◆ **PROMPT 1**: Which lines in the rows below contain the string "diamond", matching case exactly? Identify each one and copy it in full.

◆ **READING TEXT**:
November 25, 2011, day after Thanksgiving. The targets for today's hike would be Tom, Field, Willey and a little known peak Avalon thrown in at the end while passing by. The hike would start at the Highland Center off of Route 302 and go to Tom, Field, Willey and then back to the trailhead.
The mountains got about 6-8 inches of new snow on Tuesday so Wednesday I ran down to EMS and bought some snowshoes. Hiking through snow, UGH, I swore when I first started this journey that I would never hike in the winter or the snow. Yet I have the bug and I did not want to stop hiking yet until I at least got to the halfway point, 24! So the hell with it I'm going to go for as long as I can until it gets real bad and then start up again in the spring.
Up before the crack of dawn and out the door early a little after 4 AM. I make it to the Highland Center about 6:15 and not quite sure where to park due to all the snow and the state not plowing some of the lots for hikers. After a few minutes scoping out the area I end up parking off to the side on the driveway leading into the Highland Center. I turn on the dome light in the car so I can try and figure out where the trail starts and take a guess and get ready. On with the hiking shoes, strap the snowshoes to my backpack and off I head towards the train depot looking for the trailhead at 6:35. I find the start of the trail just past the station and off I go. I get a little ways in and something does not feel right. I'm forgetting something, oh yeah, my hiking poles. Must of been a godsend that I forgot something as I turn around and head back to the car. As I get closer to the car I can see a light on inside, I not only forgot my poles but I forgot to turn off the dome light. That would have been a nice ending to my hike, dead battery! Grab the poles and turn off the light and off I go again (remember this little sequence for later).

◆ **WORKING DATA**:
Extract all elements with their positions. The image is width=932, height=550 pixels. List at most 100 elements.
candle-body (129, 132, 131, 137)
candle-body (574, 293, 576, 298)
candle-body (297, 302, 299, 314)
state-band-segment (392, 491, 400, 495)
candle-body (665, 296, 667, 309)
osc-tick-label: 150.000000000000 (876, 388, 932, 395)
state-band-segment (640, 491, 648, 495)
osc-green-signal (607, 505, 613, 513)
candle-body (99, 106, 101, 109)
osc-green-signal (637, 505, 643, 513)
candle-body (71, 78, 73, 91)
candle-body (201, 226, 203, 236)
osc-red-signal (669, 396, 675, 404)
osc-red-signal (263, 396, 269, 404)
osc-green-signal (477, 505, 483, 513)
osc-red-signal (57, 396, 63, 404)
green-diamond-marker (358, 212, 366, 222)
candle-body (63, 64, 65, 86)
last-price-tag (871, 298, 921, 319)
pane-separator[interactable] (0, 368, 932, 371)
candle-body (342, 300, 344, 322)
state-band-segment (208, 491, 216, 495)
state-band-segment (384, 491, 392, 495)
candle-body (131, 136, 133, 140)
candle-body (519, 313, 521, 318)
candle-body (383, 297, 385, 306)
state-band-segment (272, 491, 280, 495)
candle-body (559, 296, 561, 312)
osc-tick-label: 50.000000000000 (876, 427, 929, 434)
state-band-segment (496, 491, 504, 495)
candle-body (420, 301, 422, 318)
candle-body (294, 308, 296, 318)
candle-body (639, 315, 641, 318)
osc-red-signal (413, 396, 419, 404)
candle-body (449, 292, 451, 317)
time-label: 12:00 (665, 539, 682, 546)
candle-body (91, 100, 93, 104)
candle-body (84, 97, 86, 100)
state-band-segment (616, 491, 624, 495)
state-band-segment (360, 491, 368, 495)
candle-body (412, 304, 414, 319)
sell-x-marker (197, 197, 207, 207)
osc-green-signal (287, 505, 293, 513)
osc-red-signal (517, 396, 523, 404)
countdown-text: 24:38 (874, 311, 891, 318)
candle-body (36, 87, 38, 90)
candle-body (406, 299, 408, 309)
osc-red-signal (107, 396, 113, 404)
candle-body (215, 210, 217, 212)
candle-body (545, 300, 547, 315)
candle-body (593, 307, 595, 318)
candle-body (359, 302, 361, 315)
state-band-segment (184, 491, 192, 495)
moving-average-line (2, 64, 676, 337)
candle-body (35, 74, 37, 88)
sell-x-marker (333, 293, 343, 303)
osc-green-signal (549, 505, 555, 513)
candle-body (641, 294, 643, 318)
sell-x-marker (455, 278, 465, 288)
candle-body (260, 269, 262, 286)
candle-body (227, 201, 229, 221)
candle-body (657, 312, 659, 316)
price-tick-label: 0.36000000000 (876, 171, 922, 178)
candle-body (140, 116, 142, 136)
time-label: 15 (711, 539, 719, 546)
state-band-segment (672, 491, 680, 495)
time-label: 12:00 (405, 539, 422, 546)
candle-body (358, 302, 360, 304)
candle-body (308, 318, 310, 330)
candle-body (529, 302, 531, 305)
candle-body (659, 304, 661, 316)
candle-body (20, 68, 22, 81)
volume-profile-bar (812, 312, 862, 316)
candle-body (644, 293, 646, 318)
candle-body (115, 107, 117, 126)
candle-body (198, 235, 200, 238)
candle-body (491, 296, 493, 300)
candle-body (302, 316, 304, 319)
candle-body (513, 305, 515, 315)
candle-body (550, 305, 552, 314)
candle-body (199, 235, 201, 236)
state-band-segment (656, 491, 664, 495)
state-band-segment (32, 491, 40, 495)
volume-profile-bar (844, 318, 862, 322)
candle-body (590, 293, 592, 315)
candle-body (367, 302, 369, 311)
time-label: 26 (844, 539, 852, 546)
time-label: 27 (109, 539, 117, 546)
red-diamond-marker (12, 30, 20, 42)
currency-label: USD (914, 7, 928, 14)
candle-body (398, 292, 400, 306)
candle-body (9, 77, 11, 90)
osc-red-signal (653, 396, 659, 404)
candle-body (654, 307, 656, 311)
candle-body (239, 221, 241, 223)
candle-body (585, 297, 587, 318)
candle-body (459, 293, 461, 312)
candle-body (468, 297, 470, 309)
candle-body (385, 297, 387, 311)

◆ **PROMPT 2**: Return the hike account verbatim, everything from "November 25, 2011, day" down to "to the trailhead.".

◆ **TASK ANSWER 1**:
green-diamond-marker (358, 212, 366, 222)
red-diamond-marker (12, 30, 20, 42)

◆ **TASK ANSWER 2**:
November 25, 2011, day after Thanksgiving. The targets for today's hike would be Tom, Field, Willey and a little known peak Avalon thrown in at the end while passing by. The hike would start at the Highland Center off of Route 302 and go to Tom, Field, Willey and then back to the trailhead.